> Given request
Quote the data below in full, minus the images.

> Given data
***
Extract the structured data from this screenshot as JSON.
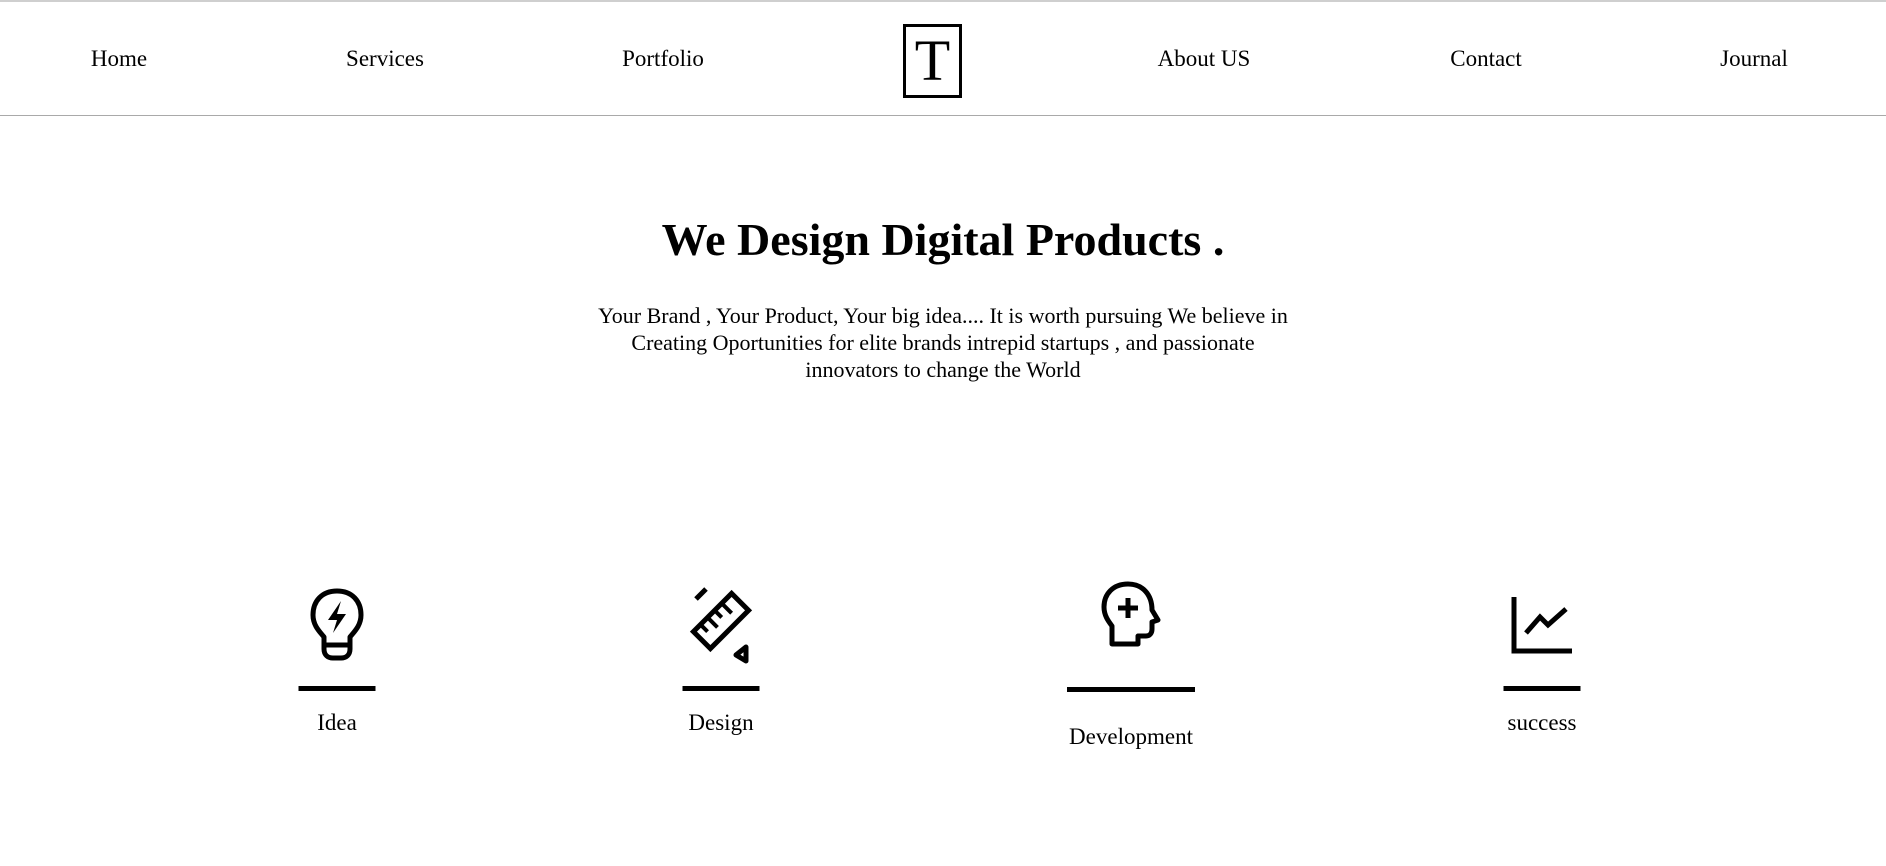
{
  "nav": {
    "left": [
      "Home",
      "Services",
      "Portfolio"
    ],
    "logo": "T",
    "right": [
      "About US",
      "Contact",
      "Journal"
    ]
  },
  "hero": {
    "title": "We Design Digital Products .",
    "text": "Your Brand , Your Product, Your big idea.... It is worth pursuing We believe in Creating Oportunities for elite brands intrepid startups , and passionate innovators to change the World"
  },
  "features": [
    {
      "label": "Idea",
      "icon": "lightbulb-bolt-icon"
    },
    {
      "label": "Design",
      "icon": "ruler-pencil-icon"
    },
    {
      "label": "Development",
      "icon": "head-plus-icon"
    },
    {
      "label": "success",
      "icon": "line-chart-icon"
    }
  ]
}
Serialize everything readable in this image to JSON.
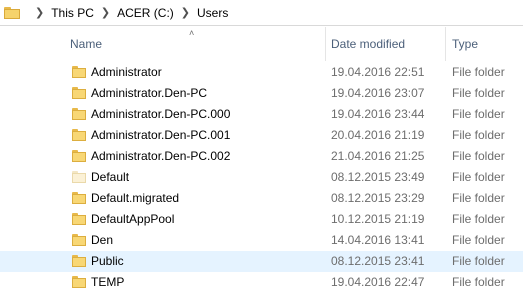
***
> Solution for this problem
Extract the structured data from this screenshot as JSON.
{
  "nav": {
    "left": [
      "Home",
      "Services",
      "Portfolio"
    ],
    "logo": "T",
    "right": [
      "About US",
      "Contact",
      "Journal"
    ]
  },
  "hero": {
    "title": "We Design Digital Products .",
    "text": "Your Brand , Your Product, Your big idea.... It is worth pursuing We believe in Creating Oportunities for elite brands intrepid startups , and passionate innovators to change the World"
  },
  "features": [
    {
      "label": "Idea",
      "icon": "lightbulb-bolt-icon"
    },
    {
      "label": "Design",
      "icon": "ruler-pencil-icon"
    },
    {
      "label": "Development",
      "icon": "head-plus-icon"
    },
    {
      "label": "success",
      "icon": "line-chart-icon"
    }
  ]
}
Serialize everything readable in this image to JSON.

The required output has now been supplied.